┌────────
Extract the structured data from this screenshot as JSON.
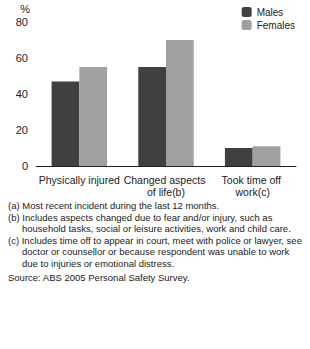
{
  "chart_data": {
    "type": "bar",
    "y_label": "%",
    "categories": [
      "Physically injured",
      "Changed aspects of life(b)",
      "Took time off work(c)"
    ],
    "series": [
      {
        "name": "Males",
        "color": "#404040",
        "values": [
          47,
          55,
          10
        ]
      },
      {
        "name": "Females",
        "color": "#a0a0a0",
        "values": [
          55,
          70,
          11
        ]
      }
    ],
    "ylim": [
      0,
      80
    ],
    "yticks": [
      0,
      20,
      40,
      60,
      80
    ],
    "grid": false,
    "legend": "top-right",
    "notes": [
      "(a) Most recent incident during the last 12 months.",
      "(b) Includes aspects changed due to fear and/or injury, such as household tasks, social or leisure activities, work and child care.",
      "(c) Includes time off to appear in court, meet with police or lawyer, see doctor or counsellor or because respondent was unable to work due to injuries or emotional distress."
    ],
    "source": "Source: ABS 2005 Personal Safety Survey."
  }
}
└────────
┌────────
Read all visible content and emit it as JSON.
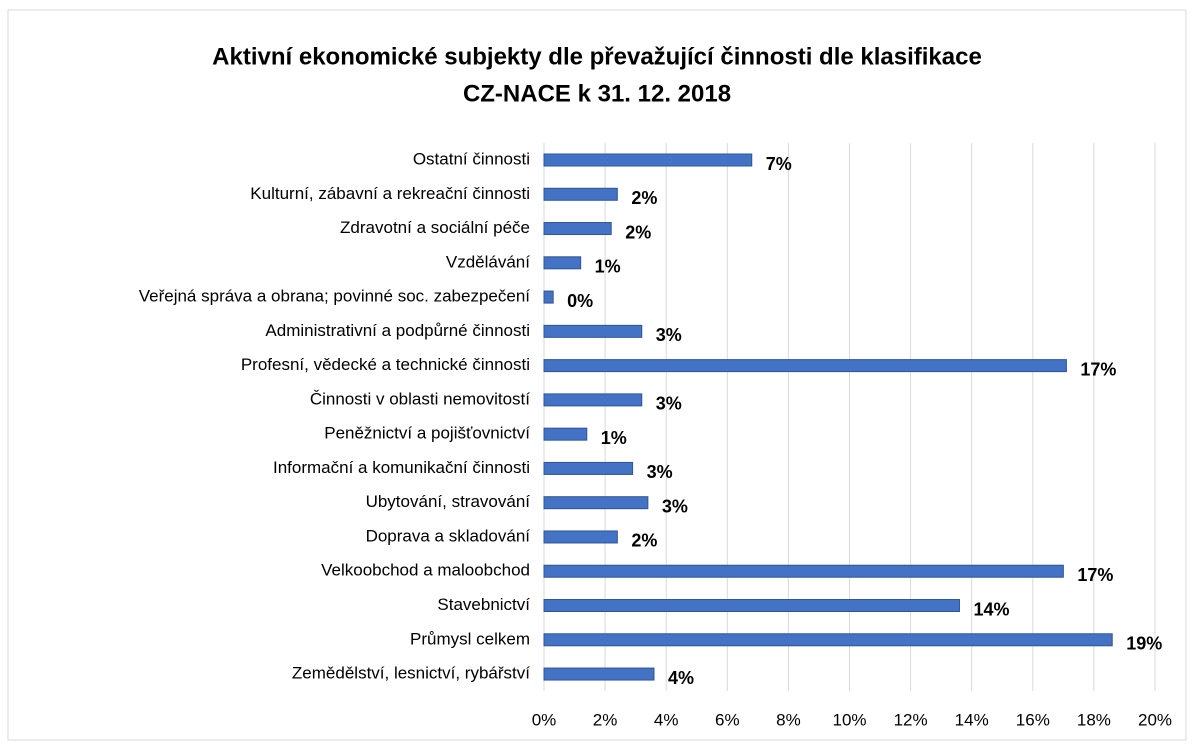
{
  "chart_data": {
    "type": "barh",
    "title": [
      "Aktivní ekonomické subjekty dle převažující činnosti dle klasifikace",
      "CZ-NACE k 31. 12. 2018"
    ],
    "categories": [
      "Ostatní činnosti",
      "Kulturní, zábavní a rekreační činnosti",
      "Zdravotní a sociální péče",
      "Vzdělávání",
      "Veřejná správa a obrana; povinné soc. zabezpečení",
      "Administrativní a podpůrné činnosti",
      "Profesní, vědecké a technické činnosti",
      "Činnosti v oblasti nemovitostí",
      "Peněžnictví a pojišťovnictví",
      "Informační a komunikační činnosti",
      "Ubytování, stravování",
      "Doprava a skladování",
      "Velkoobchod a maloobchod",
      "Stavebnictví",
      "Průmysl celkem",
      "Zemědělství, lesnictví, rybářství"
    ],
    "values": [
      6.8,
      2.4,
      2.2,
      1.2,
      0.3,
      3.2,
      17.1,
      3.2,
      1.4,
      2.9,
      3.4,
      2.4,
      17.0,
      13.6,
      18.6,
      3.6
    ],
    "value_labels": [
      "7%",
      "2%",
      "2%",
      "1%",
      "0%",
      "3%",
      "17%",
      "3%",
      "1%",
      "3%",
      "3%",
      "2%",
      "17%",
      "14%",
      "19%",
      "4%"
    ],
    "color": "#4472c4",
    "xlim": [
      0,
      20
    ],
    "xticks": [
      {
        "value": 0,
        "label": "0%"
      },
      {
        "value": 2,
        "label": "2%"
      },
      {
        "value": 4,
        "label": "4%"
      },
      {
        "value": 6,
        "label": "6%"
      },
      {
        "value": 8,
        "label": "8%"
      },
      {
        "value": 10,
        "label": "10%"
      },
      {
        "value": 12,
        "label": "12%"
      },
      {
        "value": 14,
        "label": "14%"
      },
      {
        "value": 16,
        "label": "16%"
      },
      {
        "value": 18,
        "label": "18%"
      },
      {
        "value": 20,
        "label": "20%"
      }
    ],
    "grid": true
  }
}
└────────
- OBJECTIVE -
Using the listing, copy every line where the word "time" shows up.

- ANSWER IN FULL -
      "Took time off work(c)"
      "(c) Includes time off to appear in court, meet with police or lawyer, see doctor or counsellor or because respondent was unable to work due to injuries or emotional distress."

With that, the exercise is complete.